▶ [The exercise]: Each line below is to be written out in full, exactly as shown.

▶ [Records supplied]:
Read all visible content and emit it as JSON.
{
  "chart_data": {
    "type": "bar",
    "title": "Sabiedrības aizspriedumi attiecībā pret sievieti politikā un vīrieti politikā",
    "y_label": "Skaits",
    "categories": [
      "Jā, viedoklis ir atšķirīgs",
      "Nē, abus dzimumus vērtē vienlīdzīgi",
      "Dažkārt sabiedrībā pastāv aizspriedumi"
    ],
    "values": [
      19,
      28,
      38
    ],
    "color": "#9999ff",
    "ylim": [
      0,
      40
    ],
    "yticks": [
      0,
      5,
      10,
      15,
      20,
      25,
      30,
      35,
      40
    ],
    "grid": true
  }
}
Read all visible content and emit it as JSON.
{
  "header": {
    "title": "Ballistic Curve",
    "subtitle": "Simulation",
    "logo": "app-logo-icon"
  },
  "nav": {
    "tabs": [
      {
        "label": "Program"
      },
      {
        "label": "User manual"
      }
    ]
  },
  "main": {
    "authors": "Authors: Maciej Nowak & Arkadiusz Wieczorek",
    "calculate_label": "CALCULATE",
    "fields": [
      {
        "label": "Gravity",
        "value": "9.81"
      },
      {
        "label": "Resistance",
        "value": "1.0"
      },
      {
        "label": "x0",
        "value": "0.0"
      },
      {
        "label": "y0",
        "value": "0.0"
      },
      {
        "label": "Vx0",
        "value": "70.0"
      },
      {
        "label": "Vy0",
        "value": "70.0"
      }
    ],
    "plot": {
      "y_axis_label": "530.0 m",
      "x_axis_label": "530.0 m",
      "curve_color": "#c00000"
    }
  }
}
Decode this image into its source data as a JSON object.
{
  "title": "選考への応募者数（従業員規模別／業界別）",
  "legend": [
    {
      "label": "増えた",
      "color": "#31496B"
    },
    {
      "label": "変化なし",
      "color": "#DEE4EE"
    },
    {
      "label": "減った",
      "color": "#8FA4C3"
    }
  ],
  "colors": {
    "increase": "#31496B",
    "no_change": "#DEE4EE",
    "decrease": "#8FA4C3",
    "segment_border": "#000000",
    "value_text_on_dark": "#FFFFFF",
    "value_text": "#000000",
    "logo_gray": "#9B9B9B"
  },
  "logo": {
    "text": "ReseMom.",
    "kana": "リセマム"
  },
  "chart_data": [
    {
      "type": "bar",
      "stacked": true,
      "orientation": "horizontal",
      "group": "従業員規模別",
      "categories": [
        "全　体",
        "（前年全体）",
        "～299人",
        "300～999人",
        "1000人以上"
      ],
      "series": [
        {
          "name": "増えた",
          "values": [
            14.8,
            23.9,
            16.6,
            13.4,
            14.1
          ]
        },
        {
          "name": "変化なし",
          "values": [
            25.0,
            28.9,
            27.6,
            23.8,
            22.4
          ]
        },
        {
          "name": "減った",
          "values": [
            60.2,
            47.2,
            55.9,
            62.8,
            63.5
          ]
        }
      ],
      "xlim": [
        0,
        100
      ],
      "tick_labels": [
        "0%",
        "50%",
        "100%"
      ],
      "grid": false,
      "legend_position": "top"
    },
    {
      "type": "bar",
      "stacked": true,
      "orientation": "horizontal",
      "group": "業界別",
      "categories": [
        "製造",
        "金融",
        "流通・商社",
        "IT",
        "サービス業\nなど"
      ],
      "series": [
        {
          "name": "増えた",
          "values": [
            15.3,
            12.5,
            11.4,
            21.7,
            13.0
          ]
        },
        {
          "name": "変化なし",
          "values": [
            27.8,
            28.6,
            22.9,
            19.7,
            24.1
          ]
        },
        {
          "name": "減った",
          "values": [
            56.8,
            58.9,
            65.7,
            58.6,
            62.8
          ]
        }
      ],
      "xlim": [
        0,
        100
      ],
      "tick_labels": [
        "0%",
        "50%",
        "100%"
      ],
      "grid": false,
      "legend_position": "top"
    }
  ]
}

▶ [Result for this task]:
Read all visible content and emit it as JSON.
{
  "chart_data": {
    "type": "bar",
    "title": "Sabiedrības aizspriedumi attiecībā pret sievieti politikā un vīrieti politikā",
    "y_label": "Skaits",
    "categories": [
      "Jā, viedoklis ir atšķirīgs",
      "Nē, abus dzimumus vērtē vienlīdzīgi",
      "Dažkārt sabiedrībā pastāv aizspriedumi"
    ],
    "values": [
      19,
      28,
      38
    ],
    "color": "#9999ff",
    "ylim": [
      0,
      40
    ],
    "yticks": [
      0,
      5,
      10,
      15,
      20,
      25,
      30,
      35,
      40
    ],
    "grid": true
  }
}
Read all visible content and emit it as JSON.
{
  "header": {
    "title": "Ballistic Curve",
    "subtitle": "Simulation",
    "logo": "app-logo-icon"
  },
  "nav": {
    "tabs": [
      {
        "label": "Program"
      },
      {
        "label": "User manual"
      }
    ]
  },
  "main": {
    "authors": "Authors: Maciej Nowak & Arkadiusz Wieczorek",
    "calculate_label": "CALCULATE",
    "fields": [
      {
        "label": "Gravity",
        "value": "9.81"
      },
      {
        "label": "Resistance",
        "value": "1.0"
      },
      {
        "label": "x0",
        "value": "0.0"
      },
      {
        "label": "y0",
        "value": "0.0"
      },
      {
        "label": "Vx0",
        "value": "70.0"
      },
      {
        "label": "Vy0",
        "value": "70.0"
      }
    ],
    "plot": {
      "y_axis_label": "530.0 m",
      "x_axis_label": "530.0 m",
      "curve_color": "#c00000"
    }
  }
}
Decode this image into its source data as a JSON object.
{
  "title": "選考への応募者数（従業員規模別／業界別）",
  "legend": [
    {
      "label": "増えた",
      "color": "#31496B"
    },
    {
      "label": "変化なし",
      "color": "#DEE4EE"
    },
    {
      "label": "減った",
      "color": "#8FA4C3"
    }
  ],
  "colors": {
    "increase": "#31496B",
    "no_change": "#DEE4EE",
    "decrease": "#8FA4C3",
    "segment_border": "#000000",
    "value_text_on_dark": "#FFFFFF",
    "value_text": "#000000",
    "logo_gray": "#9B9B9B"
  },
  "logo": {
    "text": "ReseMom.",
    "kana": "リセマム"
  },
  "chart_data": [
    {
      "type": "bar",
      "stacked": true,
      "orientation": "horizontal",
      "group": "従業員規模別",
      "categories": [
        "全　体",
        "（前年全体）",
        "～299人",
        "300～999人",
        "1000人以上"
      ],
      "series": [
        {
          "name": "増えた",
          "values": [
            14.8,
            23.9,
            16.6,
            13.4,
            14.1
          ]
        },
        {
          "name": "変化なし",
          "values": [
            25.0,
            28.9,
            27.6,
            23.8,
            22.4
          ]
        },
        {
          "name": "減った",
          "values": [
            60.2,
            47.2,
            55.9,
            62.8,
            63.5
          ]
        }
      ],
      "xlim": [
        0,
        100
      ],
      "tick_labels": [
        "0%",
        "50%",
        "100%"
      ],
      "grid": false,
      "legend_position": "top"
    },
    {
      "type": "bar",
      "stacked": true,
      "orientation": "horizontal",
      "group": "業界別",
      "categories": [
        "製造",
        "金融",
        "流通・商社",
        "IT",
        "サービス業\nなど"
      ],
      "series": [
        {
          "name": "増えた",
          "values": [
            15.3,
            12.5,
            11.4,
            21.7,
            13.0
          ]
        },
        {
          "name": "変化なし",
          "values": [
            27.8,
            28.6,
            22.9,
            19.7,
            24.1
          ]
        },
        {
          "name": "減った",
          "values": [
            56.8,
            58.9,
            65.7,
            58.6,
            62.8
          ]
        }
      ],
      "xlim": [
        0,
        100
      ],
      "tick_labels": [
        "0%",
        "50%",
        "100%"
      ],
      "grid": false,
      "legend_position": "top"
    }
  ]
}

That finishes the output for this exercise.